* **Do this**:
Pull each line containing "content" out of the data and copy it.

——————————

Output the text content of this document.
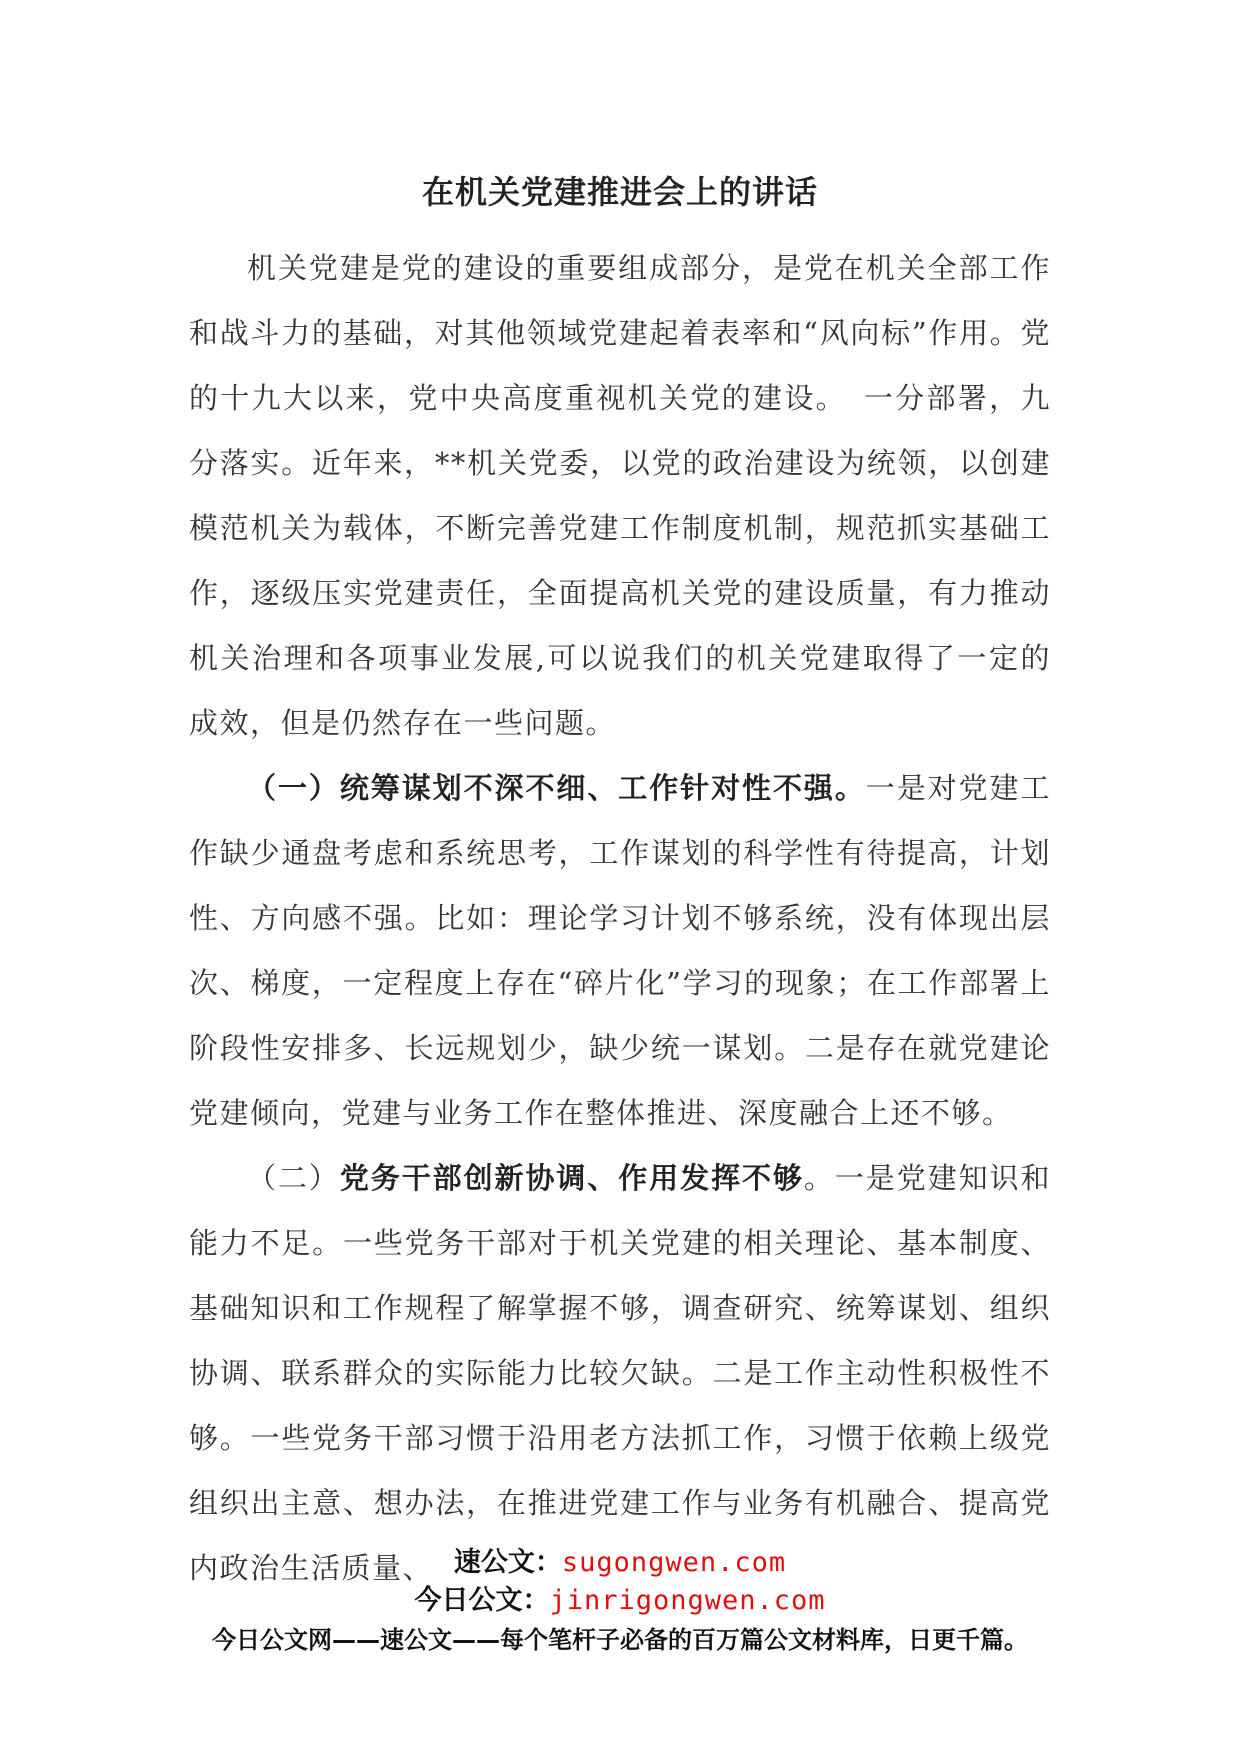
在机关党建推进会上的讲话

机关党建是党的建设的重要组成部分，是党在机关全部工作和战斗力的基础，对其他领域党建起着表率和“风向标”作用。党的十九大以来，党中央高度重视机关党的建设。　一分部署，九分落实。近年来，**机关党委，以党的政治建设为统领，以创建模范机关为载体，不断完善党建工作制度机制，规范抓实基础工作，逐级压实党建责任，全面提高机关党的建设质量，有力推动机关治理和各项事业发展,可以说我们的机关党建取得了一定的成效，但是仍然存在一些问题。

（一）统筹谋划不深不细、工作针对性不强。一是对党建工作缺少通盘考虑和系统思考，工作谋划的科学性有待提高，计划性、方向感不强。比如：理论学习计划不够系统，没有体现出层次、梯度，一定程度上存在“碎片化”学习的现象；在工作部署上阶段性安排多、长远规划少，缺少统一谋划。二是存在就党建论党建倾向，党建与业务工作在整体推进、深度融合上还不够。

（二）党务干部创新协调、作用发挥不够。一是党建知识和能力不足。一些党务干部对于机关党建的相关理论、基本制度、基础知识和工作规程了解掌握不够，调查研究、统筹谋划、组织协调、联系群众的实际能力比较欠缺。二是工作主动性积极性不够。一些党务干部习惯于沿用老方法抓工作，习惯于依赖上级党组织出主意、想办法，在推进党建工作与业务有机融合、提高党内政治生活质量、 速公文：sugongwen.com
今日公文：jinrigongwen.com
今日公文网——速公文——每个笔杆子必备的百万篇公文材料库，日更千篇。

——————————

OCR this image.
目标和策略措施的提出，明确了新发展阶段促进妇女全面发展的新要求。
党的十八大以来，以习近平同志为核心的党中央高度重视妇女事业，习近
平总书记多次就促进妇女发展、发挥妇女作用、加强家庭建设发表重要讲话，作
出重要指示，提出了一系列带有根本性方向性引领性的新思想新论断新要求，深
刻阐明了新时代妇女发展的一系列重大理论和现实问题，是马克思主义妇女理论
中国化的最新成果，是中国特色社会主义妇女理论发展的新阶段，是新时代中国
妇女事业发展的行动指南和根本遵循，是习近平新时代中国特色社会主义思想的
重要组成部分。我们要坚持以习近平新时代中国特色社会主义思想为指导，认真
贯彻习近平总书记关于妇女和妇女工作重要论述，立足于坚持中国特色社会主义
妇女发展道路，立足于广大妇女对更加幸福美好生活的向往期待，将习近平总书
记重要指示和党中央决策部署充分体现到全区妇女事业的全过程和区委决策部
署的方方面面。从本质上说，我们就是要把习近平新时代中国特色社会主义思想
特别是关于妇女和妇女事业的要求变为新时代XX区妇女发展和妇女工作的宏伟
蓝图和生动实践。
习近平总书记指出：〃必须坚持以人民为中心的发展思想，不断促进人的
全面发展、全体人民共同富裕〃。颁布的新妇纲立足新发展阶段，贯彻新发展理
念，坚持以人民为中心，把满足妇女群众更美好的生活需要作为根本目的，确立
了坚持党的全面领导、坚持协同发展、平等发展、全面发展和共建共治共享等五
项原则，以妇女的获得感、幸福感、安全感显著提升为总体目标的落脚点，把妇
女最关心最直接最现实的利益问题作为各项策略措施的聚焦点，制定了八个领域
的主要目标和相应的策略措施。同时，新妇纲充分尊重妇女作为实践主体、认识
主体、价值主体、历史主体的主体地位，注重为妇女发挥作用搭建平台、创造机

——————————

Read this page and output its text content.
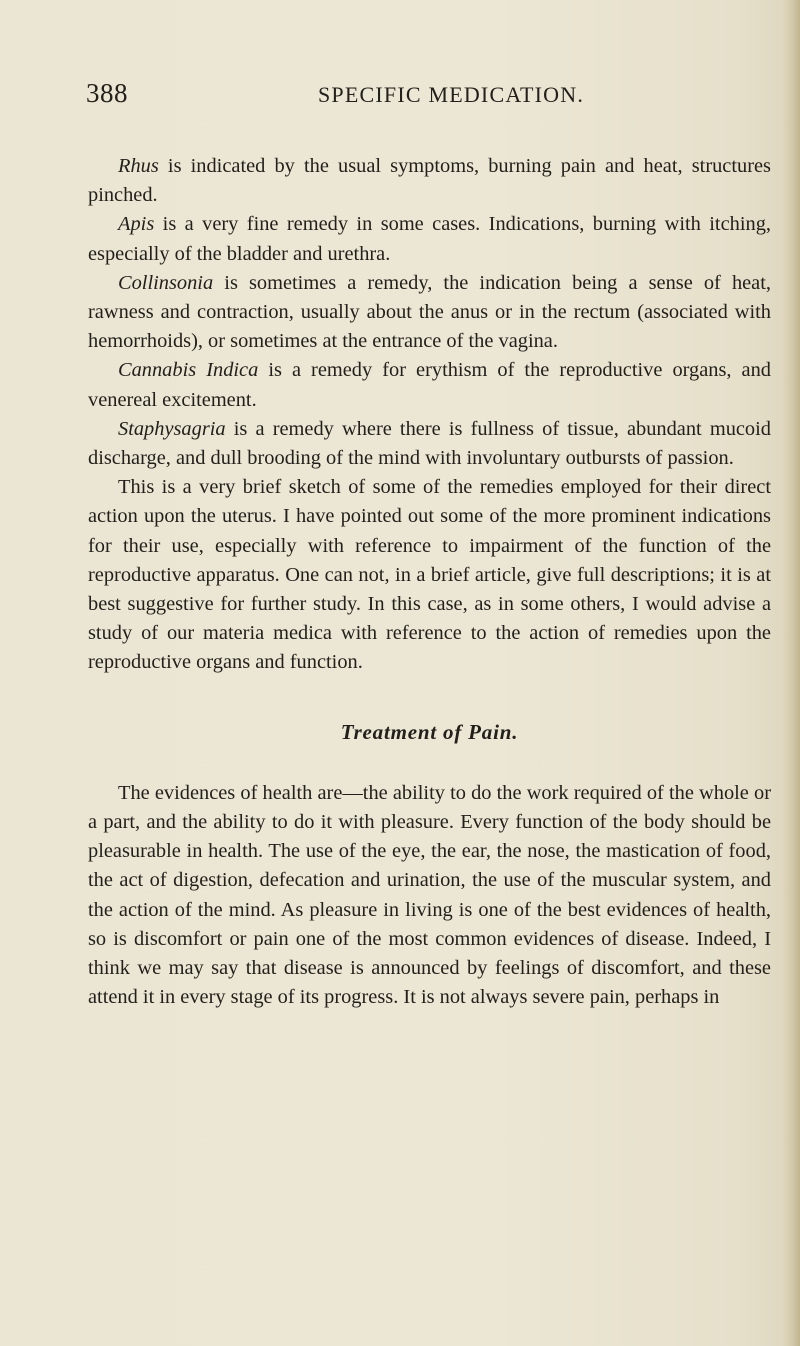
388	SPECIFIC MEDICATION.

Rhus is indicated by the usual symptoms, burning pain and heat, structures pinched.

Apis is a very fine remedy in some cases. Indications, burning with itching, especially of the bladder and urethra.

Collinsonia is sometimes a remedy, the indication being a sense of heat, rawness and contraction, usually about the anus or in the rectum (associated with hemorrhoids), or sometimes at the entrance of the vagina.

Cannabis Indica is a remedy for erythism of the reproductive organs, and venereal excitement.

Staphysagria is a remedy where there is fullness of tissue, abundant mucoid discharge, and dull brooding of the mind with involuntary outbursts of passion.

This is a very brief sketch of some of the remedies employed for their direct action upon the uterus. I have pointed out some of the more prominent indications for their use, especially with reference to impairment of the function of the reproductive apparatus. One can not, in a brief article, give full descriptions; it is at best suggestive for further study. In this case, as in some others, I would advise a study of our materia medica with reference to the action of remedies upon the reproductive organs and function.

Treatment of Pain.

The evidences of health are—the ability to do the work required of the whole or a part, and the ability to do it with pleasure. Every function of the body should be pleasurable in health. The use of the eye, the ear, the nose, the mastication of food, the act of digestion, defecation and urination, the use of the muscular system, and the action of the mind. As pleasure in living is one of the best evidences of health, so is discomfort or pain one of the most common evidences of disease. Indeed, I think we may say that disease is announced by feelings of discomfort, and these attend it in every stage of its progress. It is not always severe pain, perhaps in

——————————

* **Answer**:
Output the text content of this document.
Read this page and output its text content.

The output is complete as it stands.